[What you need to do]
Extract all data as written.

[Data provided]

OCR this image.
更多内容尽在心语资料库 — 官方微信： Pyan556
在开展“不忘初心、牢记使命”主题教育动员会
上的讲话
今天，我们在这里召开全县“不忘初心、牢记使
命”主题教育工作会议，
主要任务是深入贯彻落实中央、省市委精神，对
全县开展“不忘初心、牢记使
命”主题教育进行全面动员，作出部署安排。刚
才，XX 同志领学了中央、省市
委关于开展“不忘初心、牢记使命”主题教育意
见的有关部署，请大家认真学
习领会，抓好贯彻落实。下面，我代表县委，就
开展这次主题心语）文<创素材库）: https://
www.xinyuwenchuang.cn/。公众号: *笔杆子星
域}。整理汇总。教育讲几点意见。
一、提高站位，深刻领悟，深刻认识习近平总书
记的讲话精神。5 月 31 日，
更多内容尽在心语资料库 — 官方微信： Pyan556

[Final result]
OCR this image.
更多内容尽在心语资料库 — 官方微信： Pyan556
在开展“不忘初心、牢记使命”主题教育动员会
上的讲话
今天，我们在这里召开全县“不忘初心、牢记使
命”主题教育工作会议，
主要任务是深入贯彻落实中央、省市委精神，对
全县开展“不忘初心、牢记使
命”主题教育进行全面动员，作出部署安排。刚
才，XX 同志领学了中央、省市
委关于开展“不忘初心、牢记使命”主题教育意
见的有关部署，请大家认真学
习领会，抓好贯彻落实。下面，我代表县委，就
开展这次主题心语）文<创素材库）: https://
www.xinyuwenchuang.cn/。公众号: *笔杆子星
域}。整理汇总。教育讲几点意见。
一、提高站位，深刻领悟，深刻认识习近平总书
记的讲话精神。5 月 31 日，
更多内容尽在心语资料库 — 官方微信： Pyan556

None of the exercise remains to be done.